◆ **DATA TO PROCESS**

........

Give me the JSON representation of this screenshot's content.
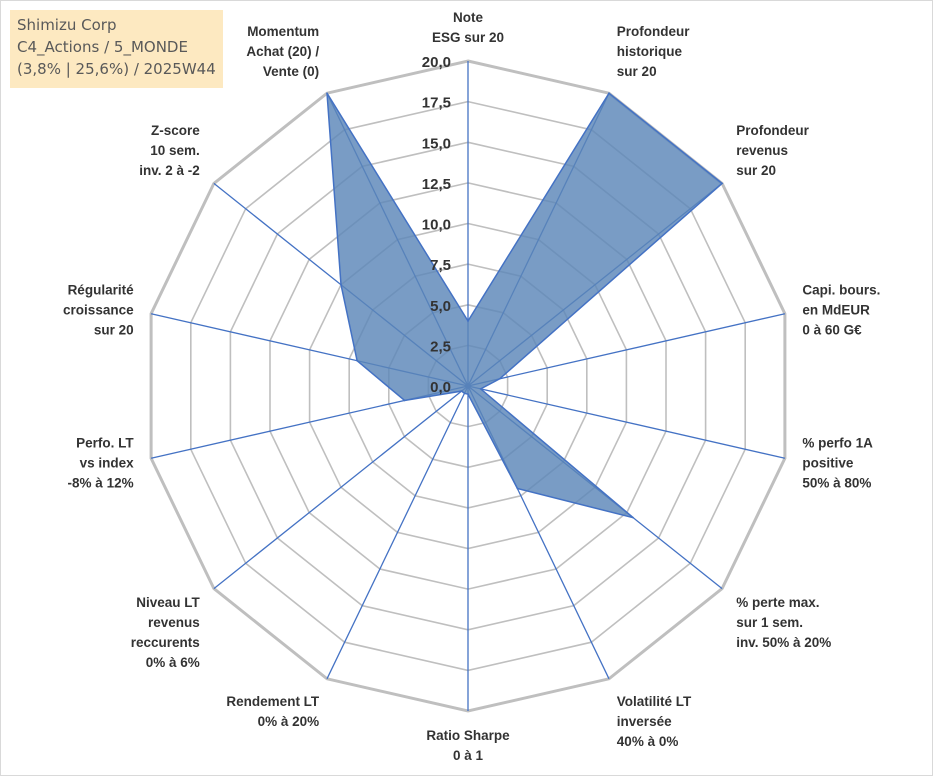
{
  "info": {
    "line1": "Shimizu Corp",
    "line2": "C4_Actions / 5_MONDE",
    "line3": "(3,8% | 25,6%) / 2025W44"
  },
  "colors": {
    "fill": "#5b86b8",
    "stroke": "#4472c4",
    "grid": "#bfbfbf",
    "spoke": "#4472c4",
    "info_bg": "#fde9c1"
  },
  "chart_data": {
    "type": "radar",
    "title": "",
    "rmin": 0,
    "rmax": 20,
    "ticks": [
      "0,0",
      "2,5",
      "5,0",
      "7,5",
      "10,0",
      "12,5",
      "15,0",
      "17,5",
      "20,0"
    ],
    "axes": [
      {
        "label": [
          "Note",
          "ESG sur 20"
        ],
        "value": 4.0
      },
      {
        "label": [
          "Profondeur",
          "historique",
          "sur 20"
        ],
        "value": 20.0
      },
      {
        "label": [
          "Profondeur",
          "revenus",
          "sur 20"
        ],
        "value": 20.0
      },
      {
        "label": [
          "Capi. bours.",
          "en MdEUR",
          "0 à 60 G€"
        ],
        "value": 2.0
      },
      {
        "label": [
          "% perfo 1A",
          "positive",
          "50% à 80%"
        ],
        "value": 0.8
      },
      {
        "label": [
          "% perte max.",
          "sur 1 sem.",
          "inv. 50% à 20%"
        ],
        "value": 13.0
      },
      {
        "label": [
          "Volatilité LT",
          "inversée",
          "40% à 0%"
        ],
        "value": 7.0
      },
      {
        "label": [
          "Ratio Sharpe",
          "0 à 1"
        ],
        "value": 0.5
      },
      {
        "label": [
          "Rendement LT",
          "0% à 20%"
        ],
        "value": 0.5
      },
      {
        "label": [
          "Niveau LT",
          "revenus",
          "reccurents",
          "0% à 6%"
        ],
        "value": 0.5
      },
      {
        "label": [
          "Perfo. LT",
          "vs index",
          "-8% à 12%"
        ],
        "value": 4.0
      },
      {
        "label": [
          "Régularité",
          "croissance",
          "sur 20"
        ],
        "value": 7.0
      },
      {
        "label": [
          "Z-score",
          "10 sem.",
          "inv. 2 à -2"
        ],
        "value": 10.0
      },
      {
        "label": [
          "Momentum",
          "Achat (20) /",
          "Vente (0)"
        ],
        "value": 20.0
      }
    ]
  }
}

........

◆ **WHAT TO PRODUCE**
The records above should be reproduced exactly, with no pictures included.

◆ **RESPONSE FOR THIS EXERCISE**
Give me the JSON representation of this screenshot's content.
{
  "info": {
    "line1": "Shimizu Corp",
    "line2": "C4_Actions / 5_MONDE",
    "line3": "(3,8% | 25,6%) / 2025W44"
  },
  "colors": {
    "fill": "#5b86b8",
    "stroke": "#4472c4",
    "grid": "#bfbfbf",
    "spoke": "#4472c4",
    "info_bg": "#fde9c1"
  },
  "chart_data": {
    "type": "radar",
    "title": "",
    "rmin": 0,
    "rmax": 20,
    "ticks": [
      "0,0",
      "2,5",
      "5,0",
      "7,5",
      "10,0",
      "12,5",
      "15,0",
      "17,5",
      "20,0"
    ],
    "axes": [
      {
        "label": [
          "Note",
          "ESG sur 20"
        ],
        "value": 4.0
      },
      {
        "label": [
          "Profondeur",
          "historique",
          "sur 20"
        ],
        "value": 20.0
      },
      {
        "label": [
          "Profondeur",
          "revenus",
          "sur 20"
        ],
        "value": 20.0
      },
      {
        "label": [
          "Capi. bours.",
          "en MdEUR",
          "0 à 60 G€"
        ],
        "value": 2.0
      },
      {
        "label": [
          "% perfo 1A",
          "positive",
          "50% à 80%"
        ],
        "value": 0.8
      },
      {
        "label": [
          "% perte max.",
          "sur 1 sem.",
          "inv. 50% à 20%"
        ],
        "value": 13.0
      },
      {
        "label": [
          "Volatilité LT",
          "inversée",
          "40% à 0%"
        ],
        "value": 7.0
      },
      {
        "label": [
          "Ratio Sharpe",
          "0 à 1"
        ],
        "value": 0.5
      },
      {
        "label": [
          "Rendement LT",
          "0% à 20%"
        ],
        "value": 0.5
      },
      {
        "label": [
          "Niveau LT",
          "revenus",
          "reccurents",
          "0% à 6%"
        ],
        "value": 0.5
      },
      {
        "label": [
          "Perfo. LT",
          "vs index",
          "-8% à 12%"
        ],
        "value": 4.0
      },
      {
        "label": [
          "Régularité",
          "croissance",
          "sur 20"
        ],
        "value": 7.0
      },
      {
        "label": [
          "Z-score",
          "10 sem.",
          "inv. 2 à -2"
        ],
        "value": 10.0
      },
      {
        "label": [
          "Momentum",
          "Achat (20) /",
          "Vente (0)"
        ],
        "value": 20.0
      }
    ]
  }
}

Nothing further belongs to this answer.